Scan the lines below for the word "email". Copy each line you find it in.

▸ Entries shown

__________________________________________________

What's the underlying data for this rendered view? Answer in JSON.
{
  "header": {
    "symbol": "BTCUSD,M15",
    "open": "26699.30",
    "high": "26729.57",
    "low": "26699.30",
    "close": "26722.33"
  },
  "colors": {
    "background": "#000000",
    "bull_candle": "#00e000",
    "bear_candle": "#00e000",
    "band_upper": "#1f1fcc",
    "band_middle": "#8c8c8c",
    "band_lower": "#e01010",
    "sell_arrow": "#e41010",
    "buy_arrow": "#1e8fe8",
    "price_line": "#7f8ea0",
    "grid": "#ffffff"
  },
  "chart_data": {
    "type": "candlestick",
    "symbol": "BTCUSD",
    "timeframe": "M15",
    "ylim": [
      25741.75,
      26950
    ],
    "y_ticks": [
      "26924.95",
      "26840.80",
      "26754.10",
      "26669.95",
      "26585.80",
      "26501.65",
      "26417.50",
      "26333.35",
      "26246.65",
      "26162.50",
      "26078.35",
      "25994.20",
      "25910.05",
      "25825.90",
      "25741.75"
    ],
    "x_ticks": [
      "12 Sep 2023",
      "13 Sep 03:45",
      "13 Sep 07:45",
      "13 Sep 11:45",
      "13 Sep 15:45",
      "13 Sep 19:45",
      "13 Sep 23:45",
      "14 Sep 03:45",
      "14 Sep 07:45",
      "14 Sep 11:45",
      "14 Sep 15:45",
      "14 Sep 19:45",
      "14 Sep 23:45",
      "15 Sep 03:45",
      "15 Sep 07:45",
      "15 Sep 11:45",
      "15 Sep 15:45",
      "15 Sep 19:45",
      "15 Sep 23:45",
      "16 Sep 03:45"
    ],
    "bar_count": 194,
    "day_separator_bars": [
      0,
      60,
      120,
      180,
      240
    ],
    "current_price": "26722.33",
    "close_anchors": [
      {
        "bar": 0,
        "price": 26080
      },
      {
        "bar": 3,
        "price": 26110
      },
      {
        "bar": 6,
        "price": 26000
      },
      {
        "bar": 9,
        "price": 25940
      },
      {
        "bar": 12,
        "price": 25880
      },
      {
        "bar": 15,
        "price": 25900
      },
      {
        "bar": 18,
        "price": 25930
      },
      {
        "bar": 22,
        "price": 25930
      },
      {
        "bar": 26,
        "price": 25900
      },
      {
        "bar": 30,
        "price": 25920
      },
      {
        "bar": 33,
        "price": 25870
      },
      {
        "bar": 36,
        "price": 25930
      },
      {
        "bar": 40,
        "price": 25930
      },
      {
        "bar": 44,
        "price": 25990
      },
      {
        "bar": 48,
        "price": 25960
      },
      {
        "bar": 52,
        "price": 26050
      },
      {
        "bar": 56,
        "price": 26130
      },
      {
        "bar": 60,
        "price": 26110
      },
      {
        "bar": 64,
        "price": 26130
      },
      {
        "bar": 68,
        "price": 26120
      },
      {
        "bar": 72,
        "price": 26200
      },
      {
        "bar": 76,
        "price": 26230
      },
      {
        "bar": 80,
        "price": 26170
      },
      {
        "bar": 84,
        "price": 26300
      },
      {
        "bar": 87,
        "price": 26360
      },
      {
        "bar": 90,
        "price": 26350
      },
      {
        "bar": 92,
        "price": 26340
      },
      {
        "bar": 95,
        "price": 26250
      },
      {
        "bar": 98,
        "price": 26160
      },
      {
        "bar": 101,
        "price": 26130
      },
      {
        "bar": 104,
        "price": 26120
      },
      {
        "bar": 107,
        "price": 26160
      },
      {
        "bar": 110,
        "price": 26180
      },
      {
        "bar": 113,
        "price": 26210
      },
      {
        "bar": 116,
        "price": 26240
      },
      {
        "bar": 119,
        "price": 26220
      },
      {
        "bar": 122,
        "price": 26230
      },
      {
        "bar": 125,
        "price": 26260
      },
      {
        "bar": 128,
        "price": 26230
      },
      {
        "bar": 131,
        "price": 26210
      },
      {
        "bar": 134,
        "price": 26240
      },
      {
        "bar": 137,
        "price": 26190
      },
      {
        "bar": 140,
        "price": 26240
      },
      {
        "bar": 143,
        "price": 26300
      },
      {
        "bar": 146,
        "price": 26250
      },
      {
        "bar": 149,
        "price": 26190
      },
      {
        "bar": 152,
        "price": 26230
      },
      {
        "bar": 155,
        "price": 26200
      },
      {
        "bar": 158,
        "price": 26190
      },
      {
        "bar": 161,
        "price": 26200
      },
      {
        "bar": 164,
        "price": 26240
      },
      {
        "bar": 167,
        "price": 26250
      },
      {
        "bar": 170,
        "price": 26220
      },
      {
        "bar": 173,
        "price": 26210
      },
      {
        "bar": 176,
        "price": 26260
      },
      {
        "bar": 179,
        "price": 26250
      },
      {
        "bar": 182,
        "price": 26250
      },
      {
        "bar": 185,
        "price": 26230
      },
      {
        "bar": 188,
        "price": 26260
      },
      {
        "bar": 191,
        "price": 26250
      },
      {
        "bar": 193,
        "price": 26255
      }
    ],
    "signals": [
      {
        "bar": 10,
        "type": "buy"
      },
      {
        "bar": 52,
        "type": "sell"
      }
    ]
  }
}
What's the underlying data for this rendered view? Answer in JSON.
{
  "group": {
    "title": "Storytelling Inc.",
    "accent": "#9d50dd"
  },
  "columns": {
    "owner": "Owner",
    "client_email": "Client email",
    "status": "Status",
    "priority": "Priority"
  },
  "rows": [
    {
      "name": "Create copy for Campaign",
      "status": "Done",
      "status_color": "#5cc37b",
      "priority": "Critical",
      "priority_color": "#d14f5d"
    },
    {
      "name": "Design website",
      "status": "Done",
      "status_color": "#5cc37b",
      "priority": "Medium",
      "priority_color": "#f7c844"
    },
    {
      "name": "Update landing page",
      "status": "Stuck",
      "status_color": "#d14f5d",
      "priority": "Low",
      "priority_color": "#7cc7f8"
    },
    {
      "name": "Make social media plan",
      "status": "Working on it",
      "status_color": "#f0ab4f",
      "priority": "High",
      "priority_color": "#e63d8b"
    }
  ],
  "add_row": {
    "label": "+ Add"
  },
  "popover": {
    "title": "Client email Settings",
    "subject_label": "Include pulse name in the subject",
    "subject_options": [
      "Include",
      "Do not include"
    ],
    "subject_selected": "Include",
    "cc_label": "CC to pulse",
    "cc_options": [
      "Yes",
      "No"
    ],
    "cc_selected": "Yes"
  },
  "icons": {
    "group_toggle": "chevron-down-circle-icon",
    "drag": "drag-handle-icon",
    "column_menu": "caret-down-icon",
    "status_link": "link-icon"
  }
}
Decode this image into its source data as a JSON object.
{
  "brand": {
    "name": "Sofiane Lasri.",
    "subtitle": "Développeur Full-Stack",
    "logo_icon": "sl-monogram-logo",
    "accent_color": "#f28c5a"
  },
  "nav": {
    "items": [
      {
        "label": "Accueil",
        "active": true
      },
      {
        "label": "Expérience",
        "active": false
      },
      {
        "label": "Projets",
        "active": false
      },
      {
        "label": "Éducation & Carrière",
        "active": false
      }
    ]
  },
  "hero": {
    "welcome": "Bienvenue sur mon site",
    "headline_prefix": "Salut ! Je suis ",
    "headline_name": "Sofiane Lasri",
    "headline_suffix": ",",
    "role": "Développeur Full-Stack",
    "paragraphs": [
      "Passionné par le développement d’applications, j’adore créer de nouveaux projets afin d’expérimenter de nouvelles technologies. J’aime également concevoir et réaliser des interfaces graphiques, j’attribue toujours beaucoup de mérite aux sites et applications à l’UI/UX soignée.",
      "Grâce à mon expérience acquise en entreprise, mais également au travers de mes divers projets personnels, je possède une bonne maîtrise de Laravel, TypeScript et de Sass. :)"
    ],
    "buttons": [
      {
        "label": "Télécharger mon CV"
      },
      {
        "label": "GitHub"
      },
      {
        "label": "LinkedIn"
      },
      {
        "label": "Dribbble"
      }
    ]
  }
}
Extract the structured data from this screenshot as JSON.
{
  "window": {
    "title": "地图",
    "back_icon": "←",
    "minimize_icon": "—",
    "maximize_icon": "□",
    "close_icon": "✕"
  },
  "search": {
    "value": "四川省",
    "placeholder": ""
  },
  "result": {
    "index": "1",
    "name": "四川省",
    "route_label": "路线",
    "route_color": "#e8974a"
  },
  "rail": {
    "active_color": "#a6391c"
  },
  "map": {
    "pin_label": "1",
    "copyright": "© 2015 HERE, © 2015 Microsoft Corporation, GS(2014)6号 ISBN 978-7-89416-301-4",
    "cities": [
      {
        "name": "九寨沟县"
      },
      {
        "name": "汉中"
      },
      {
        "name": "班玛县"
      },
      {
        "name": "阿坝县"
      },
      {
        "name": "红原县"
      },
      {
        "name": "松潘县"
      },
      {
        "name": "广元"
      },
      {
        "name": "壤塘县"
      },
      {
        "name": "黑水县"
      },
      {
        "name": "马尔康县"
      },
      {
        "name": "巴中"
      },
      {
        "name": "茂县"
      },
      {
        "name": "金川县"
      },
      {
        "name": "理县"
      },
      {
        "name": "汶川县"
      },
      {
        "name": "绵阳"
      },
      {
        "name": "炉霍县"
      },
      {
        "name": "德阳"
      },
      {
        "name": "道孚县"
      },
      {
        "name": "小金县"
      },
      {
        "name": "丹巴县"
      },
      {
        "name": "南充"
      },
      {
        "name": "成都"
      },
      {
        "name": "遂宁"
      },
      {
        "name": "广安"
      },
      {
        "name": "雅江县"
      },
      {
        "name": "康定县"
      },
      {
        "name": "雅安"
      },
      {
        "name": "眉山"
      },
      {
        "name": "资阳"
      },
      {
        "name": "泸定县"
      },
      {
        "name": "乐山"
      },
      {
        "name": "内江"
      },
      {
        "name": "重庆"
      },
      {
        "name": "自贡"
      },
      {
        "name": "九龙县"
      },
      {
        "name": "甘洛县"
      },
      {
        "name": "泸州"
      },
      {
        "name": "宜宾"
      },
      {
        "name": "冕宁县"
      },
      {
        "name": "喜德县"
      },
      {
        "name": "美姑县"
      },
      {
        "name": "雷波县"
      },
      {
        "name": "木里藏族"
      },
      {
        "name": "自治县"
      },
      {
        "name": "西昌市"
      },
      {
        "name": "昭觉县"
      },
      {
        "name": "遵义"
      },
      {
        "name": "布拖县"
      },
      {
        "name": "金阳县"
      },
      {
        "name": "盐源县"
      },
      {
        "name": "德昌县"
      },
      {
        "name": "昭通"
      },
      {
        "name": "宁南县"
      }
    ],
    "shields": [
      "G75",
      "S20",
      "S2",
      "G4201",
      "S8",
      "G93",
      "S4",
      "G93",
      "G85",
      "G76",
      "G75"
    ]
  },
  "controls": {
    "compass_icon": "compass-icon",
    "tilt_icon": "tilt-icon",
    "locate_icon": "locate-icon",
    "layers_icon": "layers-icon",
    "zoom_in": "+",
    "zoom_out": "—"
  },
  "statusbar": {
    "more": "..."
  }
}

__________________________________________________

▸ Result of this task
    "client_email": "Client email",
    "title": "Client email Settings",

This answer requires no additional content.